• [Instructions to follow]: From the listing below, pull out every line where the string "Список" appears.
# # # #
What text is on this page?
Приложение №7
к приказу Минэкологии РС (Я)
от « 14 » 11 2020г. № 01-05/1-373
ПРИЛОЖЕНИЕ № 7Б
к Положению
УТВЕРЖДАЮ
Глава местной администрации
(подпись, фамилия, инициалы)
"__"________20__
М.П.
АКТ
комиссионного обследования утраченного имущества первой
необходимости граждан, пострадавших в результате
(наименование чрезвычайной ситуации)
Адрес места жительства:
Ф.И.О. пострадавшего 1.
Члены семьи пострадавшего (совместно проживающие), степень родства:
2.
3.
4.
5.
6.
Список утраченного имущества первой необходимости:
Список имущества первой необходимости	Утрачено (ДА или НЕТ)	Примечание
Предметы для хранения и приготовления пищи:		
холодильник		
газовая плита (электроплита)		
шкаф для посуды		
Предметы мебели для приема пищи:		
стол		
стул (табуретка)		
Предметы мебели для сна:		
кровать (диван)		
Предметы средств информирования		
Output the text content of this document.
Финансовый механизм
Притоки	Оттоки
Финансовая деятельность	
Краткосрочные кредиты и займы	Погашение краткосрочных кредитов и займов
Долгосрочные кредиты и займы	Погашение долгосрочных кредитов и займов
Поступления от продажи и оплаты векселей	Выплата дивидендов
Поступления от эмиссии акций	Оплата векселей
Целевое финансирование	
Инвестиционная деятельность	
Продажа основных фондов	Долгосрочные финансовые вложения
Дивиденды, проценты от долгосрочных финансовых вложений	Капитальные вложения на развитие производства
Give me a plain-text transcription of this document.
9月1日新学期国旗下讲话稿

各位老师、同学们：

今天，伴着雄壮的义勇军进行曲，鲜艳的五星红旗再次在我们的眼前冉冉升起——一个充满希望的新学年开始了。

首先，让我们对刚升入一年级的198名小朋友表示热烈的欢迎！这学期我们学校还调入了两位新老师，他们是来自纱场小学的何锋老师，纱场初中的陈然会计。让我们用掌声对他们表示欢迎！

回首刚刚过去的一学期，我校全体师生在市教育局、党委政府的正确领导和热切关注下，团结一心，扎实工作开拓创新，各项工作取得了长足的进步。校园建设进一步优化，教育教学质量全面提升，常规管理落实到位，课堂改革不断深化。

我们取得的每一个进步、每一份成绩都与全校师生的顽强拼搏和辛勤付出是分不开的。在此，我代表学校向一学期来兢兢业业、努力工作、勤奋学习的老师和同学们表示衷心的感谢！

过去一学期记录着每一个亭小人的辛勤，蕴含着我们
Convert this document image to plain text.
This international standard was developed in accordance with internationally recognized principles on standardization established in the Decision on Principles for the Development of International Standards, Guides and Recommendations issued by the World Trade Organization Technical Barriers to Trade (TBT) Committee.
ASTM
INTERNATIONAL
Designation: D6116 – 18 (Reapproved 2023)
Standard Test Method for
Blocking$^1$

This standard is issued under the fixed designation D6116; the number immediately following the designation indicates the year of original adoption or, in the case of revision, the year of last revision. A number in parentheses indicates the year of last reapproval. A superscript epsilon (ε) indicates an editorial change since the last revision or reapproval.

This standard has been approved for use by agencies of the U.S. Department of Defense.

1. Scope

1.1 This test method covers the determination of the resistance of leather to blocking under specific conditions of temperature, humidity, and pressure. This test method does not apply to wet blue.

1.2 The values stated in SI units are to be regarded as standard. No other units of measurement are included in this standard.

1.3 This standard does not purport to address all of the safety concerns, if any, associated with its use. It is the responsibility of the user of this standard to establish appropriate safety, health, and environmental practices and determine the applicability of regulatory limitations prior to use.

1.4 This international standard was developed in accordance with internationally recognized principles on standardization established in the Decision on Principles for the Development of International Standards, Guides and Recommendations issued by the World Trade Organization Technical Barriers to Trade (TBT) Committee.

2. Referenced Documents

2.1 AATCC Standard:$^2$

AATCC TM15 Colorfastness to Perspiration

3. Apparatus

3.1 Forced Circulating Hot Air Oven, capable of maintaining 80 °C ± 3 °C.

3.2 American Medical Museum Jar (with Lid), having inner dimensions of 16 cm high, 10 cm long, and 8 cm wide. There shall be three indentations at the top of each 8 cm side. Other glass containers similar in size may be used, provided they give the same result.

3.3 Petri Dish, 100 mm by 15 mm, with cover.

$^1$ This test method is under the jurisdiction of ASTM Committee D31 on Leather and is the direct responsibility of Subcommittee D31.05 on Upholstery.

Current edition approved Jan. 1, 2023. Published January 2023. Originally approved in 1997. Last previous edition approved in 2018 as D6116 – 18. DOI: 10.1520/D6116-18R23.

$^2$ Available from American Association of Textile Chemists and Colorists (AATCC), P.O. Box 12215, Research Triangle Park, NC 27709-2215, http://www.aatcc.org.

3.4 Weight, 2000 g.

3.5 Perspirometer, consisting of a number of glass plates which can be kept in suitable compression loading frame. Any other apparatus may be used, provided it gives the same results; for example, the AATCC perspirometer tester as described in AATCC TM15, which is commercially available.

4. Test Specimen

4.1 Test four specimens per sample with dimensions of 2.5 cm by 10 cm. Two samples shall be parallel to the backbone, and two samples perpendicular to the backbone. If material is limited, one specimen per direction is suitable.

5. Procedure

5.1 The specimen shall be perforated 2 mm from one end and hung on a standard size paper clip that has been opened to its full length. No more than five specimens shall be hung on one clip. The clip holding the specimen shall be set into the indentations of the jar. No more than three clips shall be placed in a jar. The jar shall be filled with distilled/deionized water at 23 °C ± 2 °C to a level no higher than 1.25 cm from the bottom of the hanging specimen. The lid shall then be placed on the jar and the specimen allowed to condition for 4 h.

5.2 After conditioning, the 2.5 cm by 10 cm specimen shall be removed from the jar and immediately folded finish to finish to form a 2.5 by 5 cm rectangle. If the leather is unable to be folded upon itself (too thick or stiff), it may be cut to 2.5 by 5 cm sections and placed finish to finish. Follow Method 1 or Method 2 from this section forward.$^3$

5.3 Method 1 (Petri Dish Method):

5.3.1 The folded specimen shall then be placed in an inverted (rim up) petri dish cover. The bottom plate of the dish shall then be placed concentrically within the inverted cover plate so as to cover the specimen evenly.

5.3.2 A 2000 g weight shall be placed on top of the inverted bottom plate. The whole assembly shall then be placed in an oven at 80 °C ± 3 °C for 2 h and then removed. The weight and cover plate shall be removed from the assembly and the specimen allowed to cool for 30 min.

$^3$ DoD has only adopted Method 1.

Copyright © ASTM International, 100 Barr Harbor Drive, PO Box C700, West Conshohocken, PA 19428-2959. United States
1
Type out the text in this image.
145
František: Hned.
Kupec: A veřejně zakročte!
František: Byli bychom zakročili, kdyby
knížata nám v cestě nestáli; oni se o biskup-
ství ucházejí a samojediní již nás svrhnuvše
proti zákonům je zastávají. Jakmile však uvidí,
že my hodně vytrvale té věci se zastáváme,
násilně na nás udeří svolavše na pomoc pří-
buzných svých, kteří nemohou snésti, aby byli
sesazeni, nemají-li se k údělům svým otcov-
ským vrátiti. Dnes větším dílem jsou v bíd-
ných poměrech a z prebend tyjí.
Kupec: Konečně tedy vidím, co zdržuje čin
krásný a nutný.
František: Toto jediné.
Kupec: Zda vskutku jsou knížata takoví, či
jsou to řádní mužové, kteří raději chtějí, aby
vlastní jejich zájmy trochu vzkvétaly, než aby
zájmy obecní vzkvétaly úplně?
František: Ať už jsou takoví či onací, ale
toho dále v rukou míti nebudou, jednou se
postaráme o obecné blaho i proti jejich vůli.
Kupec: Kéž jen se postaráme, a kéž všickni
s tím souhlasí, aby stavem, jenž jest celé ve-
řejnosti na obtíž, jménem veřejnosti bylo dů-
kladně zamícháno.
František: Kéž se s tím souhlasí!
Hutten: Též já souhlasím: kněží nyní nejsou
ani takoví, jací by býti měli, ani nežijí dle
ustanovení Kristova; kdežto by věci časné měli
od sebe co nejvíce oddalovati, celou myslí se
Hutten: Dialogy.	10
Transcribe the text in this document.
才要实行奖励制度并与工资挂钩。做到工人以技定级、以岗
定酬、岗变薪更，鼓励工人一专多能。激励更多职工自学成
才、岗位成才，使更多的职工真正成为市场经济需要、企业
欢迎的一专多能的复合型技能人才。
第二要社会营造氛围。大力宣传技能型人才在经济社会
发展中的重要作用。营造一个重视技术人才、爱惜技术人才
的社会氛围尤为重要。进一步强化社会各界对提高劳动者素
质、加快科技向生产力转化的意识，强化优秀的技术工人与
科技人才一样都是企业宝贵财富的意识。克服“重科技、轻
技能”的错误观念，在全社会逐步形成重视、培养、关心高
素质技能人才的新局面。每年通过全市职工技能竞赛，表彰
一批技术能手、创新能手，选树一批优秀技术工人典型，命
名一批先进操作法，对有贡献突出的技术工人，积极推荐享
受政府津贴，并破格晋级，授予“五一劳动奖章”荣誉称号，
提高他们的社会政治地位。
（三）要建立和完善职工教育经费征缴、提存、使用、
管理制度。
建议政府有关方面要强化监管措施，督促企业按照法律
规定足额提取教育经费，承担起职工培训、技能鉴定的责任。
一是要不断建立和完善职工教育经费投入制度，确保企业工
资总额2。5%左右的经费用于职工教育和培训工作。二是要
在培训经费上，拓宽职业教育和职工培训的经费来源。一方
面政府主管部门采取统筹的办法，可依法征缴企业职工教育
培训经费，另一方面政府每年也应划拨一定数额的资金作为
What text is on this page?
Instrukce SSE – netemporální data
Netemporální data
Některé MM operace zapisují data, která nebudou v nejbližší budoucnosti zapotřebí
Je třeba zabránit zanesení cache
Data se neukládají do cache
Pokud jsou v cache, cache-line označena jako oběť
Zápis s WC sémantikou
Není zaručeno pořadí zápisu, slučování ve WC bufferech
# # # #
• [Answer to the problem]:
Список утраченного имущества первой необходимости:
Список имущества первой необходимости	Утрачено (ДА или НЕТ)	Примечание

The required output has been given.